▶ EXERCISE OBJECTIVE
Spot each line that carries the word "日本銀行より"; copy those lines.

▶ DATA RECORDS
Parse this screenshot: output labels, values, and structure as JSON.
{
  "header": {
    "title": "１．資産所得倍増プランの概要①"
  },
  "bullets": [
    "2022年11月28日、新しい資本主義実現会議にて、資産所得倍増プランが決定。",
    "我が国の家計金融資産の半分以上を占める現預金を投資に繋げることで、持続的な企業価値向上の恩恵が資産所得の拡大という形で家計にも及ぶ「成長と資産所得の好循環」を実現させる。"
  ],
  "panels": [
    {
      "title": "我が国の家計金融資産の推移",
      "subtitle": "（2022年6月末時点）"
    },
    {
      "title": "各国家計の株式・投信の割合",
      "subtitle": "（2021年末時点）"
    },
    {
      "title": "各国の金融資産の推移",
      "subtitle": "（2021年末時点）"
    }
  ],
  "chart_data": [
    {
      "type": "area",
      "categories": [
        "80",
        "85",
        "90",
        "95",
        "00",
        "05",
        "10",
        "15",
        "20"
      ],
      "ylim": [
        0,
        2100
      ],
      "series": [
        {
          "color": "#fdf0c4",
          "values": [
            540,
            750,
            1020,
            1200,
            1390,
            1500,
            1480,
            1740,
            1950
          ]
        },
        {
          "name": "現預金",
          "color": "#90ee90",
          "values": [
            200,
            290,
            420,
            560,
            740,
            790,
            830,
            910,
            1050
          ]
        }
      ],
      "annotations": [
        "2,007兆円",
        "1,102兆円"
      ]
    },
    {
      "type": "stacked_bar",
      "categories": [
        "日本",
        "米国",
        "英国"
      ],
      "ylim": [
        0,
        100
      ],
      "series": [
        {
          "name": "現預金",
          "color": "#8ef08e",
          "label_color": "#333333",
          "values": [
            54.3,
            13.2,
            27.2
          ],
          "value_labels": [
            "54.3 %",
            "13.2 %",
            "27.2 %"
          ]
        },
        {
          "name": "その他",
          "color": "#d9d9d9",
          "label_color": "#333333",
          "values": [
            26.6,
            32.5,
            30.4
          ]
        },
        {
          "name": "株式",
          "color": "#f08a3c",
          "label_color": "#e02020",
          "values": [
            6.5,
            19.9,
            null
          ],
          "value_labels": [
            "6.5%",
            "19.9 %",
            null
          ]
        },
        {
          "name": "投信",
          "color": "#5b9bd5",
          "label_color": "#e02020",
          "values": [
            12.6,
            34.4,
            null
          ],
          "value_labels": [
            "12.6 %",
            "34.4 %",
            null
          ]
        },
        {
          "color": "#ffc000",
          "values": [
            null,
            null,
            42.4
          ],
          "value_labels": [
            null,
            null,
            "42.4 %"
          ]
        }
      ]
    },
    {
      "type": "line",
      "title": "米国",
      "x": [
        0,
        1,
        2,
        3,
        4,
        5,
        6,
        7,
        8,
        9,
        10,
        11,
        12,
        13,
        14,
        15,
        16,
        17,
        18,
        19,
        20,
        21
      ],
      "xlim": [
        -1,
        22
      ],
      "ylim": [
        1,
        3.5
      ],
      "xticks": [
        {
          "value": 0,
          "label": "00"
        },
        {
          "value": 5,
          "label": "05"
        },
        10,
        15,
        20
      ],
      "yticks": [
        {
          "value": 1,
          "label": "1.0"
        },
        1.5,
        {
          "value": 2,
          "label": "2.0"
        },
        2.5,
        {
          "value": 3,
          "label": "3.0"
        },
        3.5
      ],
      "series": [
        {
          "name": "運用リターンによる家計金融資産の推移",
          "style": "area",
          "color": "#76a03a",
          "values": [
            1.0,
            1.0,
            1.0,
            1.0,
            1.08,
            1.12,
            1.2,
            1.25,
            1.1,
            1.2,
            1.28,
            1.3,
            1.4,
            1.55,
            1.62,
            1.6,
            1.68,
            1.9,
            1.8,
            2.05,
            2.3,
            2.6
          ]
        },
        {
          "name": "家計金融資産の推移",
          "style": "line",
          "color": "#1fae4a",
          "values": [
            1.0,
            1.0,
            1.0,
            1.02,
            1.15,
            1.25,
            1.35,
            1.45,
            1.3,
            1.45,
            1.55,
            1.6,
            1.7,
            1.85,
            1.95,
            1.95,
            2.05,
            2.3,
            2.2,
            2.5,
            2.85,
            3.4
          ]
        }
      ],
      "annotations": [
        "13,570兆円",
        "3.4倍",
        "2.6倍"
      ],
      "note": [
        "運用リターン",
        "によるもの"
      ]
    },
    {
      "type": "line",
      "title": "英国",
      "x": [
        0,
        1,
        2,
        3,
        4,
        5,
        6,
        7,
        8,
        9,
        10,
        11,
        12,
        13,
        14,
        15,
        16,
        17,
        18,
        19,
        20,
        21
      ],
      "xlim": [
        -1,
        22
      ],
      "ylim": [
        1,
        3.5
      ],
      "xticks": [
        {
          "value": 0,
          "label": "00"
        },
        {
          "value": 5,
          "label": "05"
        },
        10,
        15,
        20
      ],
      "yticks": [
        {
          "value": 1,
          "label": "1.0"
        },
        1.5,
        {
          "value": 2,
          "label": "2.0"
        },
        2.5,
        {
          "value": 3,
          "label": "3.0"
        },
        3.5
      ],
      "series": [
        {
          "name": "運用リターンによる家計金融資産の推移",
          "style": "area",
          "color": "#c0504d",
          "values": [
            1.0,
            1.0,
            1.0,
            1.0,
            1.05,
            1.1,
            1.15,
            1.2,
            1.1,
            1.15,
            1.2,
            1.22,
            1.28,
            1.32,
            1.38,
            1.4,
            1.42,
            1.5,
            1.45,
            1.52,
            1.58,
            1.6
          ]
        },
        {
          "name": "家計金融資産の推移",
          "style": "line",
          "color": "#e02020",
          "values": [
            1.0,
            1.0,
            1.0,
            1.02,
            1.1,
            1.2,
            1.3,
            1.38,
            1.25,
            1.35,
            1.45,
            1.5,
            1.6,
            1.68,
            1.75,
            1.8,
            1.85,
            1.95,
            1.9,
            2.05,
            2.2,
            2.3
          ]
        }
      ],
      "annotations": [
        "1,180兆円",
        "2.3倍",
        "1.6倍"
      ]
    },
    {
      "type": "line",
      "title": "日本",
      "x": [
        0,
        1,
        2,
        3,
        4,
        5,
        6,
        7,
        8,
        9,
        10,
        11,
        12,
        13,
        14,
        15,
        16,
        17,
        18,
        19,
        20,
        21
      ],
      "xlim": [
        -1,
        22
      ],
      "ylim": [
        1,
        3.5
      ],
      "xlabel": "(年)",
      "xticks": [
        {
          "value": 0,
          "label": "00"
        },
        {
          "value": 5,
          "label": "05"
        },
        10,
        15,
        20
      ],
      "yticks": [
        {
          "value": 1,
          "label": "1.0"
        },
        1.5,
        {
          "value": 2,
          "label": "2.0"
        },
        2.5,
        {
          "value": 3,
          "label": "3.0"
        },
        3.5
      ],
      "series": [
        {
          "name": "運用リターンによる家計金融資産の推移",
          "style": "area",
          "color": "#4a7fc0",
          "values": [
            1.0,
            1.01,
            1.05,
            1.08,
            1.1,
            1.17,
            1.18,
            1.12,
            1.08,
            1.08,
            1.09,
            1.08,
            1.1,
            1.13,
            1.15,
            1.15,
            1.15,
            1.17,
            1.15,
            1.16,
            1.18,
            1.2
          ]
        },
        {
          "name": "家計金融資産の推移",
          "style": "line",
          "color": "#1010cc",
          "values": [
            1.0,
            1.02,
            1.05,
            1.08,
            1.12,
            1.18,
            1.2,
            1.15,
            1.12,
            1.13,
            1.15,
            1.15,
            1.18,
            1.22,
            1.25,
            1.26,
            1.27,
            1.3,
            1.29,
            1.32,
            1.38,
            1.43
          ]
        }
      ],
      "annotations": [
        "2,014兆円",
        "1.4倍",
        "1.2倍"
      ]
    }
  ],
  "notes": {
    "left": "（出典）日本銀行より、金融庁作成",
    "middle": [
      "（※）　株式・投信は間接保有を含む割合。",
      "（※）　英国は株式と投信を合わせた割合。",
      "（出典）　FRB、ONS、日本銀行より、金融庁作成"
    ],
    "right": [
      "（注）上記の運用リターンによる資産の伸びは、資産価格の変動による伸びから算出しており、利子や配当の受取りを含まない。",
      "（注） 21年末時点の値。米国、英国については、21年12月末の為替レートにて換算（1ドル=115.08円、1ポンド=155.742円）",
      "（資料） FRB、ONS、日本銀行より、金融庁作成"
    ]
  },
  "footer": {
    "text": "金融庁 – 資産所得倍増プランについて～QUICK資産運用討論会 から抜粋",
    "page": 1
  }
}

▶ COMPLETE RESPONSE
    "left": "（出典）日本銀行より、金融庁作成",
      "（出典）　FRB、ONS、日本銀行より、金融庁作成"
      "（資料） FRB、ONS、日本銀行より、金融庁作成"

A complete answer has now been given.